What this exercise asks:
a) Decide whether each statement below agrees with the text on squash blossoms. For each one, answer yes or no and quote the words of the text that settle it.
(i) Squash blossoms are commonly stocked in supermarkets.
(ii) The flowers can be eaten raw.
(iii) In Turkey, the variant with minced meat in its stuffing is usually served cold.
b) According to the text on squash blossoms, what are squash blossoms usually stuffed with in Turkey?
c) Rewrite the squash blossom text from "Squash blossoms (called" up to and including "some fruit (squash).", replacing "supermarkets" with "grocery stores".

Selected extract:
Begin

Squash blossoms (called courgette flowers in Great Britain) are the edible flowers of Cucurbita species, particularly Cucurbita pepo, the species that produces zucchini (courgette), marrow, spaghetti squash, and many other types of squash.

Availability
Squash blossoms are highly perishable, and as such are rarely stocked in supermarkets.  Male and female squash blossoms can be used interchangeably, but picking only male flowers (leaving some for pollination) allows the plant to also produce some fruit (squash).

Culinary uses
Squash blossoms may be stuffed, battered and fried, or made into soup. The flowers have a subtle flavor, reminiscent of young zucchinis, and can be eaten raw.

Stuffed blossoms 

The squash blossoms are frequently stuffed and cooked in some Southeast European and Middle Eastern cuisines. The dish is called Kolokythoanthoi in Greek and  in Turkish language and such dishes belong to a family of stuffed vegetable dishes, dolma, in the cuisine of the former Ottoman Empire.. The stuffing frequently includes a soft cheese, such as ricotta. 

In Turkey, squash blossoms are usually stuffed with rice. There are two variants of the dish; the variant that contains minced meat in its stuffing is usually served hot, meanwhile the meatless zeytinyağlı kabak çiçeği dolması (English: stuffed squash blossoms with olive oil) ) is served cold and consumed frequently as a meze with rakı. The dish is especially popular in the Aegean Region of Turkey and associated with the Cretan Turks that migrated to Turkey due to the population exchange between Greece and Turkey.

End

Supplied records:
Begin

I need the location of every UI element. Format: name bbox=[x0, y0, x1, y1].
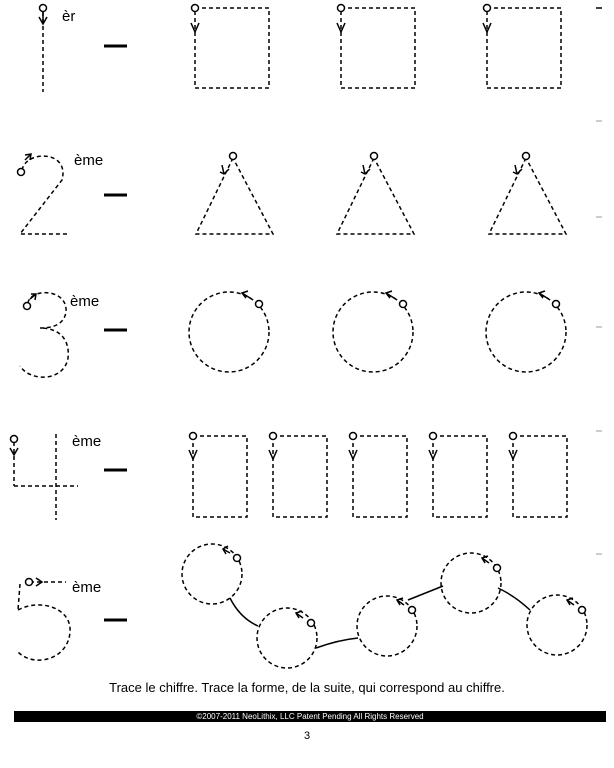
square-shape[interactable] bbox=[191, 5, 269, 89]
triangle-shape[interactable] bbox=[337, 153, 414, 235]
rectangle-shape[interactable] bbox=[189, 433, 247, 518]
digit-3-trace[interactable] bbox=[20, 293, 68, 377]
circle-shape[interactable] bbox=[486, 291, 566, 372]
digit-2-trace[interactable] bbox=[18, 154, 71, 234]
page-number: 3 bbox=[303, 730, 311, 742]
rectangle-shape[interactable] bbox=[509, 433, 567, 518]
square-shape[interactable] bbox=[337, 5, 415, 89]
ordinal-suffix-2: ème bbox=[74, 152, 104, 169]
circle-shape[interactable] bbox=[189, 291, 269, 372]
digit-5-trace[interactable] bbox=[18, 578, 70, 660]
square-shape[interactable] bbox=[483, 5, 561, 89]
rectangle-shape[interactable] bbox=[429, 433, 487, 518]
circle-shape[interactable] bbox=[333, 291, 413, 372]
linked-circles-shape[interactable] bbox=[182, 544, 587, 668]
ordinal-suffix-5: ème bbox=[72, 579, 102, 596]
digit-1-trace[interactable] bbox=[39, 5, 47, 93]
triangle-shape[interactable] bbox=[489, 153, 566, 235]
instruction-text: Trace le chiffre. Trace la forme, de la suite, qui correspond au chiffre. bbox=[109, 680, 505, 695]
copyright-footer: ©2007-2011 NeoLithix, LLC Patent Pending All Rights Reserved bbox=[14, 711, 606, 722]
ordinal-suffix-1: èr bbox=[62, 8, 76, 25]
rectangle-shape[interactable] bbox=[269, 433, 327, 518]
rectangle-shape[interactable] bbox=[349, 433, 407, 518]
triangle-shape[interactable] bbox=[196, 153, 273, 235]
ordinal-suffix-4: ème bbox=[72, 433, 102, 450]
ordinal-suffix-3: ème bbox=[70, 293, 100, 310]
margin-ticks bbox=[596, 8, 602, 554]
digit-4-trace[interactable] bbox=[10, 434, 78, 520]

End
Begin

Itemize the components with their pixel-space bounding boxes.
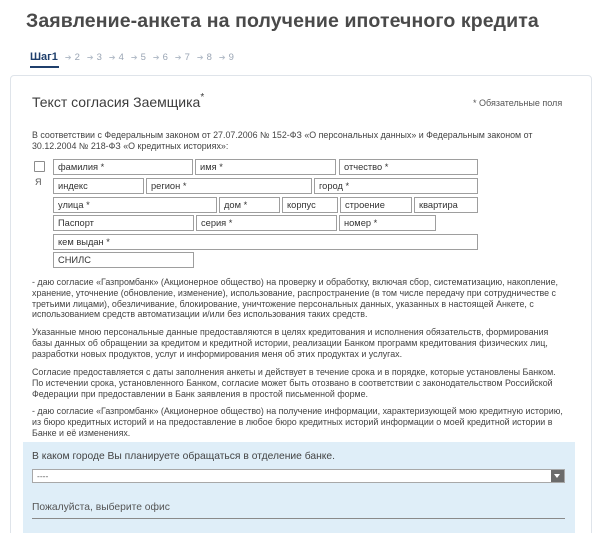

End

Exercise answers:
a)
(i) No: "rarely stocked in supermarkets"
(ii) Yes: "can be eaten raw"
(iii) No: "the variant that contains minced meat in its stuffing is usually served hot"

b) Rice.

c)
Squash blossoms (called courgette flowers in Great Britain) are the edible flowers of Cucurbita species, particularly Cucurbita pepo, the species that produces zucchini (courgette), marrow, spaghetti squash, and many other types of squash.

Availability
Squash blossoms are highly perishable, and as such are rarely stocked in grocery stores.  Male and female squash blossoms can be used interchangeably, but picking only male flowers (leaving some for pollination) allows the plant to also produce some fruit (squash).